* Given information:
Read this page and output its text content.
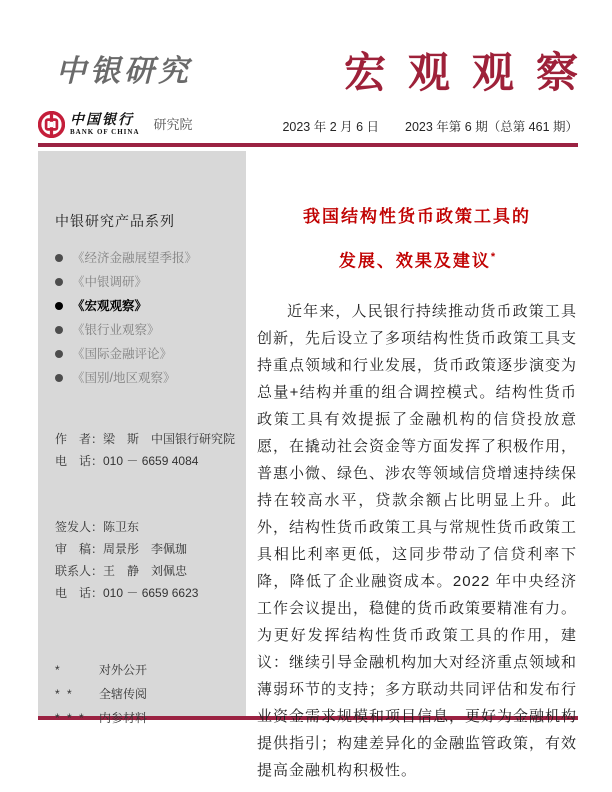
中银研究	宏观观察
中国银行
BANK OF CHINA 研究院	2023 年 2 月 6 日 2023 年第 6 期（总第 461 期）
中银研究产品系列
《经济金融展望季报》
《中银调研》
《宏观观察》
《银行业观察》
《国际金融评论》
《国别/地区观察》
作　者：梁　斯　中国银行研究院
电　话：010 － 6659 4084
签发人：陈卫东
审　稿：周景彤　李佩珈
联系人：王　静　刘佩忠
电　话：010 － 6659 6623
*	对外公开
* *	全辖传阅
* * *	内参材料
我国结构性货币政策工具的
发展、效果及建议*

近年来，人民银行持续推动货币政策工具创新，先后设立了多项结构性货币政策工具支持重点领域和行业发展，货币政策逐步演变为总量+结构并重的组合调控模式。结构性货币政策工具有效提振了金融机构的信贷投放意愿，在撬动社会资金等方面发挥了积极作用，普惠小微、绿色、涉农等领域信贷增速持续保持在较高水平，贷款余额占比明显上升。此外，结构性货币政策工具与常规性货币政策工具相比利率更低，这同步带动了信贷利率下降，降低了企业融资成本。2022 年中央经济工作会议提出，稳健的货币政策要精准有力。为更好发挥结构性货币政策工具的作用，建议：继续引导金融机构加大对经济重点领域和薄弱环节的支持；多方联动共同评估和发布行业资金需求规模和项目信息，更好为金融机构提供指引；构建差异化的金融监管政策，有效提高金融机构积极性。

* What the task asks: Set down every record once more, word for word, without pictures.

* Correct result:
Read this page and output its text content.
中银研究	宏观观察
中国银行
BANK OF CHINA 研究院	2023 年 2 月 6 日 2023 年第 6 期（总第 461 期）
中银研究产品系列
《经济金融展望季报》
《中银调研》
《宏观观察》
《银行业观察》
《国际金融评论》
《国别/地区观察》
作　者：梁　斯　中国银行研究院
电　话：010 － 6659 4084
签发人：陈卫东
审　稿：周景彤　李佩珈
联系人：王　静　刘佩忠
电　话：010 － 6659 6623
*	对外公开
* *	全辖传阅
* * *	内参材料
我国结构性货币政策工具的
发展、效果及建议*

近年来，人民银行持续推动货币政策工具创新，先后设立了多项结构性货币政策工具支持重点领域和行业发展，货币政策逐步演变为总量+结构并重的组合调控模式。结构性货币政策工具有效提振了金融机构的信贷投放意愿，在撬动社会资金等方面发挥了积极作用，普惠小微、绿色、涉农等领域信贷增速持续保持在较高水平，贷款余额占比明显上升。此外，结构性货币政策工具与常规性货币政策工具相比利率更低，这同步带动了信贷利率下降，降低了企业融资成本。2022 年中央经济工作会议提出，稳健的货币政策要精准有力。为更好发挥结构性货币政策工具的作用，建议：继续引导金融机构加大对经济重点领域和薄弱环节的支持；多方联动共同评估和发布行业资金需求规模和项目信息，更好为金融机构提供指引；构建差异化的金融监管政策，有效提高金融机构积极性。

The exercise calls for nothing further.